* _Directions for this task_
Gather all lines in the records below that include the word "以诚待人".

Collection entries
>> Begin

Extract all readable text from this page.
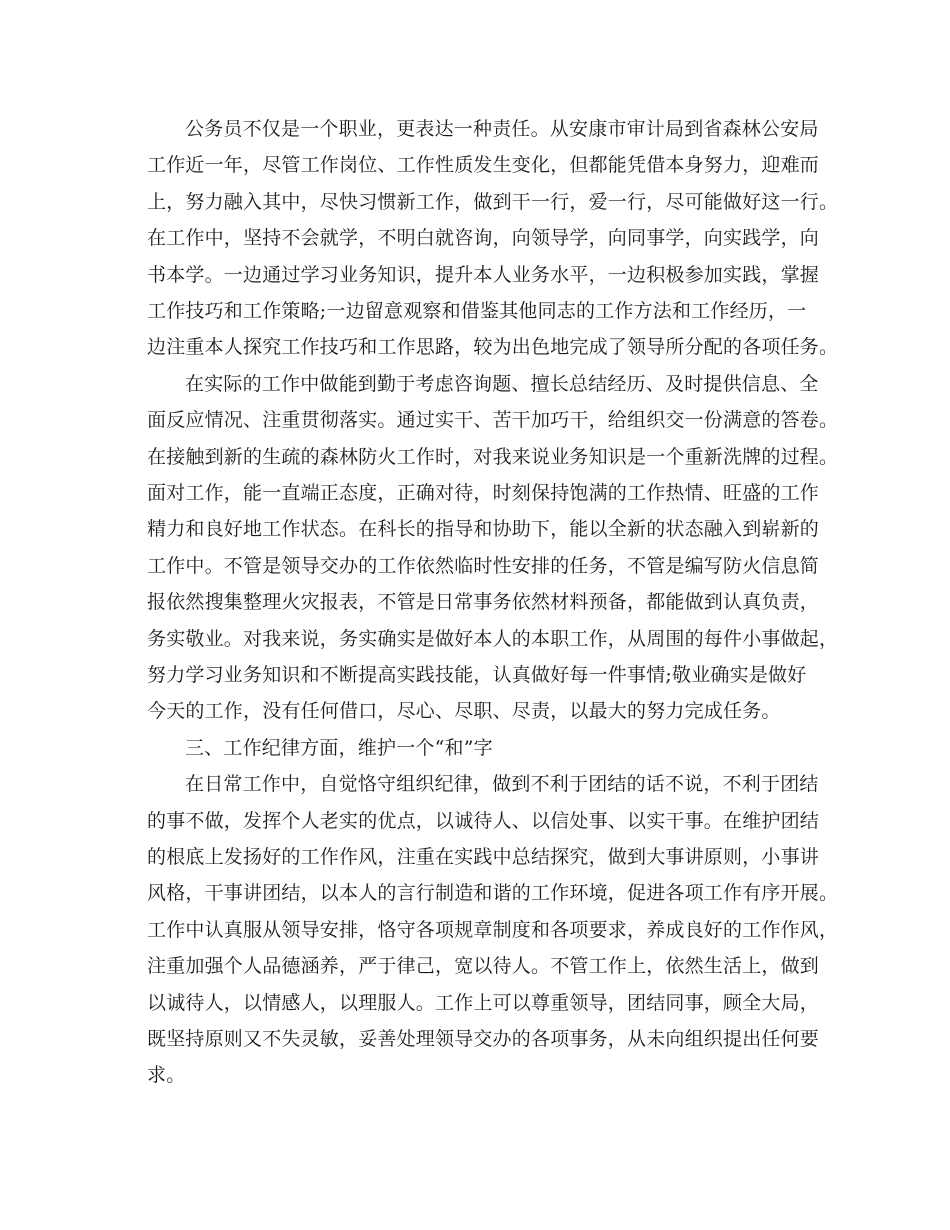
公务员不仅是一个职业，更表达一种责任。从安康市审计局到省森林公安局
工作近一年，尽管工作岗位、工作性质发生变化，但都能凭借本身努力，迎难而
上，努力融入其中，尽快习惯新工作，做到干一行，爱一行，尽可能做好这一行。
在工作中，坚持不会就学，不明白就咨询，向领导学，向同事学，向实践学，向
书本学。一边通过学习业务知识，提升本人业务水平，一边积极参加实践，掌握
工作技巧和工作策略;一边留意观察和借鉴其他同志的工作方法和工作经历，一
边注重本人探究工作技巧和工作思路，较为出色地完成了领导所分配的各项任务。
在实际的工作中做能到勤于考虑咨询题、擅长总结经历、及时提供信息、全
面反应情况、注重贯彻落实。通过实干、苦干加巧干，给组织交一份满意的答卷。
在接触到新的生疏的森林防火工作时，对我来说业务知识是一个重新洗牌的过程。
面对工作，能一直端正态度，正确对待，时刻保持饱满的工作热情、旺盛的工作
精力和良好地工作状态。在科长的指导和协助下，能以全新的状态融入到崭新的
工作中。不管是领导交办的工作依然临时性安排的任务，不管是编写防火信息简
报依然搜集整理火灾报表，不管是日常事务依然材料预备，都能做到认真负责，
务实敬业。对我来说，务实确实是做好本人的本职工作，从周围的每件小事做起，
努力学习业务知识和不断提高实践技能，认真做好每一件事情;敬业确实是做好
今天的工作，没有任何借口，尽心、尽职、尽责，以最大的努力完成任务。
三、工作纪律方面，维护一个“和”字
在日常工作中，自觉恪守组织纪律，做到不利于团结的话不说，不利于团结
的事不做，发挥个人老实的优点，以诚待人、以信处事、以实干事。在维护团结
的根底上发扬好的工作作风，注重在实践中总结探究，做到大事讲原则，小事讲
风格，干事讲团结，以本人的言行制造和谐的工作环境，促进各项工作有序开展。
工作中认真服从领导安排，恪守各项规章制度和各项要求，养成良好的工作作风，
注重加强个人品德涵养，严于律己，宽以待人。不管工作上，依然生活上，做到
以诚待人，以情感人，以理服人。工作上可以尊重领导，团结同事，顾全大局，
既坚持原则又不失灵敏，妥善处理领导交办的各项事务，从未向组织提出任何要
求。
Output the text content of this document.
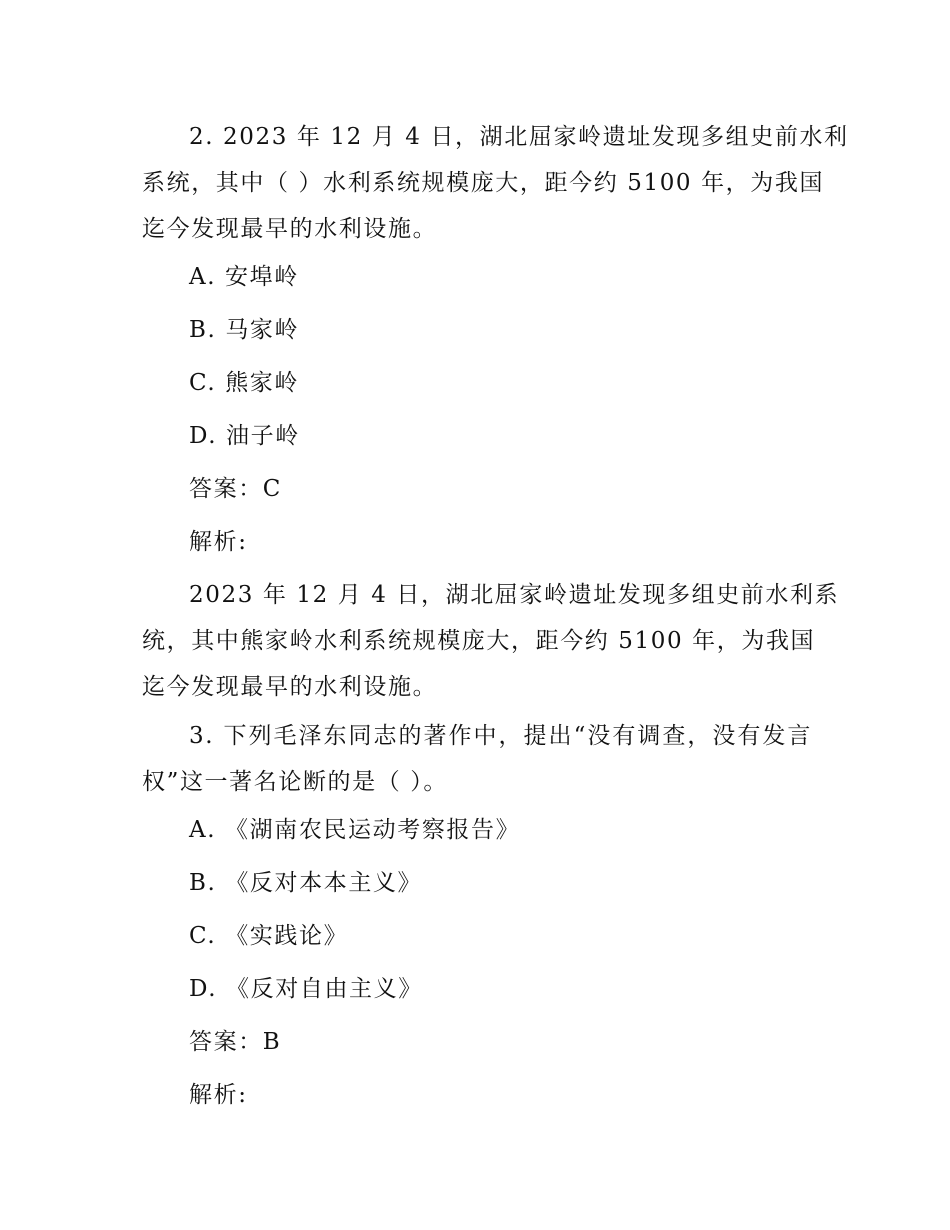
2. 2023 年 12 月 4 日，湖北屈家岭遗址发现多组史前水利
系统，其中（ ）水利系统规模庞大，距今约 5100 年，为我国
迄今发现最早的水利设施。
A. 安埠岭
B. 马家岭
C. 熊家岭
D. 油子岭
答案：C
解析:
2023 年 12 月 4 日，湖北屈家岭遗址发现多组史前水利系
统，其中熊家岭水利系统规模庞大，距今约 5100 年，为我国
迄今发现最早的水利设施。
3. 下列毛泽东同志的著作中，提出“没有调查，没有发言
权”这一著名论断的是（ ）。
A. 《湖南农民运动考察报告》
B. 《反对本本主义》
C. 《实践论》
D. 《反对自由主义》
答案：B
解析:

>> End

* _Result_
的事不做，发挥个人老实的优点，以诚待人、以信处事、以实干事。在维护团结
以诚待人，以情感人，以理服人。工作上可以尊重领导，团结同事，顾全大局，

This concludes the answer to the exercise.